Dataset entries
·····

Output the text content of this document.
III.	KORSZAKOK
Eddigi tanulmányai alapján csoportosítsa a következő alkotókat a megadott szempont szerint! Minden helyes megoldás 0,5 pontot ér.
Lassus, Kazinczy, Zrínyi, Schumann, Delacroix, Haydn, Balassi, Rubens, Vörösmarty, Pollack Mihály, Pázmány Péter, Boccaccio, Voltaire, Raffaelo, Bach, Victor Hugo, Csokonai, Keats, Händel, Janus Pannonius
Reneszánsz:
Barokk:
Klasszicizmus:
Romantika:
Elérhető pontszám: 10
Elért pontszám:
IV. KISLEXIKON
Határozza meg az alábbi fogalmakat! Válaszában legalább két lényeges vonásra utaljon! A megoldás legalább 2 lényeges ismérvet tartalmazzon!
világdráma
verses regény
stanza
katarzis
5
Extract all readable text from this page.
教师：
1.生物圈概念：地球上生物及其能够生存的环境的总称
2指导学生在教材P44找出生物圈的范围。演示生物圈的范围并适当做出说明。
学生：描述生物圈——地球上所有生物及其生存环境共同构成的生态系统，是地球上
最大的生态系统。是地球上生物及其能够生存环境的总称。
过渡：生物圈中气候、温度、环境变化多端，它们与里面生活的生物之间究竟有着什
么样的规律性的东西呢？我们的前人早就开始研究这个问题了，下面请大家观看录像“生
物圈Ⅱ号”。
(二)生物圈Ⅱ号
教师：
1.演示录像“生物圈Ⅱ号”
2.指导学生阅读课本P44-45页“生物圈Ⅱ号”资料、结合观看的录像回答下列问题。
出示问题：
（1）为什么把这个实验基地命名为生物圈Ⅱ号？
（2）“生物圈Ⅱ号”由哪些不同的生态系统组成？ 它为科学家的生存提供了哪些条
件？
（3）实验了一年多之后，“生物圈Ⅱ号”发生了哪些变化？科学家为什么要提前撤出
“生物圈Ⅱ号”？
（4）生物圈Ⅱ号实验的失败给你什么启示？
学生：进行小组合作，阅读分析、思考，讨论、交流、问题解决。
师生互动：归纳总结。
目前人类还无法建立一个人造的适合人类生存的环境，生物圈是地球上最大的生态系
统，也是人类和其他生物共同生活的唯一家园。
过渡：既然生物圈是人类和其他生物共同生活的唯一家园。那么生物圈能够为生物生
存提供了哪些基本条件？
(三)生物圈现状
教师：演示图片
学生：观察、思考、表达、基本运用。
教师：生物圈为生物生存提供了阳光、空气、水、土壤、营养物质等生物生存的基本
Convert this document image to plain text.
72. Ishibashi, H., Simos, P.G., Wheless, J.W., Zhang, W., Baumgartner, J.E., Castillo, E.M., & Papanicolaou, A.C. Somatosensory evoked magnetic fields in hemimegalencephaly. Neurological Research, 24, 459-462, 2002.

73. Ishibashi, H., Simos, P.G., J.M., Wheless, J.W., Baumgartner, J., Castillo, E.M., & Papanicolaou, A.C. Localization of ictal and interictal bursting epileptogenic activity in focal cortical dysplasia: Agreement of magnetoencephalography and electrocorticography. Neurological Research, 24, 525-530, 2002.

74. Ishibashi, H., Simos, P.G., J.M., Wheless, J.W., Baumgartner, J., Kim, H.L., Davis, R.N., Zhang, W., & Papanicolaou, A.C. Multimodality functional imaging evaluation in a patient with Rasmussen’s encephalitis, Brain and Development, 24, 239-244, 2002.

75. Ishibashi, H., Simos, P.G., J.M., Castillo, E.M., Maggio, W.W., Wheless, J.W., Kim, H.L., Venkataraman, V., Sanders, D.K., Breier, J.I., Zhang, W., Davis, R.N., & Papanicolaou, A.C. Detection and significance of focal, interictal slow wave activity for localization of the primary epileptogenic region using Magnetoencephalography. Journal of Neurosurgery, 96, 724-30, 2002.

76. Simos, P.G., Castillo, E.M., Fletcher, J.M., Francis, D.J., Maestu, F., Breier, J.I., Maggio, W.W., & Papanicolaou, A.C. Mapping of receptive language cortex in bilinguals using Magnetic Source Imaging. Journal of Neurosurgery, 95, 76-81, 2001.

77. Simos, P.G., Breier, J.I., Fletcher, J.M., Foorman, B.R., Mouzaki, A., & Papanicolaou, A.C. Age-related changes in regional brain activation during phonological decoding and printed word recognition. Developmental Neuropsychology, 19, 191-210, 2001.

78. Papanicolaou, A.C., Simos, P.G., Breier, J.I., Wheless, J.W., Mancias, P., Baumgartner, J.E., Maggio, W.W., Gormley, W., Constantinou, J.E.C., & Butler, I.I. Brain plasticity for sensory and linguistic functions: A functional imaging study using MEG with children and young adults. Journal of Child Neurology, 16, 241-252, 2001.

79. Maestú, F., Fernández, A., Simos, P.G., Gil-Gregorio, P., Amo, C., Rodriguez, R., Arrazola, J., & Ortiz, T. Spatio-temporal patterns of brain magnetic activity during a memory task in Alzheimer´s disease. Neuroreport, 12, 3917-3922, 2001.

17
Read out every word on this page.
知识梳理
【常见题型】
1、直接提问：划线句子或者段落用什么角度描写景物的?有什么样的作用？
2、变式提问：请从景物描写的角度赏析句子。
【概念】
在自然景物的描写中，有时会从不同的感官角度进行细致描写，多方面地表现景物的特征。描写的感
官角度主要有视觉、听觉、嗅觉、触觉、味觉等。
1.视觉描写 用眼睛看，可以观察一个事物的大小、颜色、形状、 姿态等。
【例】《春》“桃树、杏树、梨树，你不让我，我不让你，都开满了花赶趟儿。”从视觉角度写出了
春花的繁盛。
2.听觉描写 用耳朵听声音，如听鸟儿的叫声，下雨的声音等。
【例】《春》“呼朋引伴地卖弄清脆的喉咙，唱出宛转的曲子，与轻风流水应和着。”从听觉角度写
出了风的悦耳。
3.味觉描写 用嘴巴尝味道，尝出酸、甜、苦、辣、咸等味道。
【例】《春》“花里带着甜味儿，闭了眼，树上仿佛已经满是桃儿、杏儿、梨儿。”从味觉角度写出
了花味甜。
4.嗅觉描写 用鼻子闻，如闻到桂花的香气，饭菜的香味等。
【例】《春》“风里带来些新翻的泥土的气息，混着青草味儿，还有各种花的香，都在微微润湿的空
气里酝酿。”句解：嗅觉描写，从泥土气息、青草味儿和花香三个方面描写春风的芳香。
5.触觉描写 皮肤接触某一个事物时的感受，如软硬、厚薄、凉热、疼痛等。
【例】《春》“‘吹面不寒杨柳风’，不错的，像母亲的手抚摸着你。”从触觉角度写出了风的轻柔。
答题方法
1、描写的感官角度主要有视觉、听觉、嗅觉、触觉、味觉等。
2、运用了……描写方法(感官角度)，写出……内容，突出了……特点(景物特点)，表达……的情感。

·····

#### [Problem]
Repeat, exactly and only, the lines above from the one containing "Read out every word on this page." through the end of the material.

#### [Response to the exercise]
Read out every word on this page.
知识梳理
【常见题型】
1、直接提问：划线句子或者段落用什么角度描写景物的?有什么样的作用？
2、变式提问：请从景物描写的角度赏析句子。
【概念】
在自然景物的描写中，有时会从不同的感官角度进行细致描写，多方面地表现景物的特征。描写的感
官角度主要有视觉、听觉、嗅觉、触觉、味觉等。
1.视觉描写 用眼睛看，可以观察一个事物的大小、颜色、形状、 姿态等。
【例】《春》“桃树、杏树、梨树，你不让我，我不让你，都开满了花赶趟儿。”从视觉角度写出了
春花的繁盛。
2.听觉描写 用耳朵听声音，如听鸟儿的叫声，下雨的声音等。
【例】《春》“呼朋引伴地卖弄清脆的喉咙，唱出宛转的曲子，与轻风流水应和着。”从听觉角度写
出了风的悦耳。
3.味觉描写 用嘴巴尝味道，尝出酸、甜、苦、辣、咸等味道。
【例】《春》“花里带着甜味儿，闭了眼，树上仿佛已经满是桃儿、杏儿、梨儿。”从味觉角度写出
了花味甜。
4.嗅觉描写 用鼻子闻，如闻到桂花的香气，饭菜的香味等。
【例】《春》“风里带来些新翻的泥土的气息，混着青草味儿，还有各种花的香，都在微微润湿的空
气里酝酿。”句解：嗅觉描写，从泥土气息、青草味儿和花香三个方面描写春风的芳香。
5.触觉描写 皮肤接触某一个事物时的感受，如软硬、厚薄、凉热、疼痛等。
【例】《春》“‘吹面不寒杨柳风’，不错的，像母亲的手抚摸着你。”从触觉角度写出了风的轻柔。
答题方法
1、描写的感官角度主要有视觉、听觉、嗅觉、触觉、味觉等。
2、运用了……描写方法(感官角度)，写出……内容，突出了……特点(景物特点)，表达……的情感。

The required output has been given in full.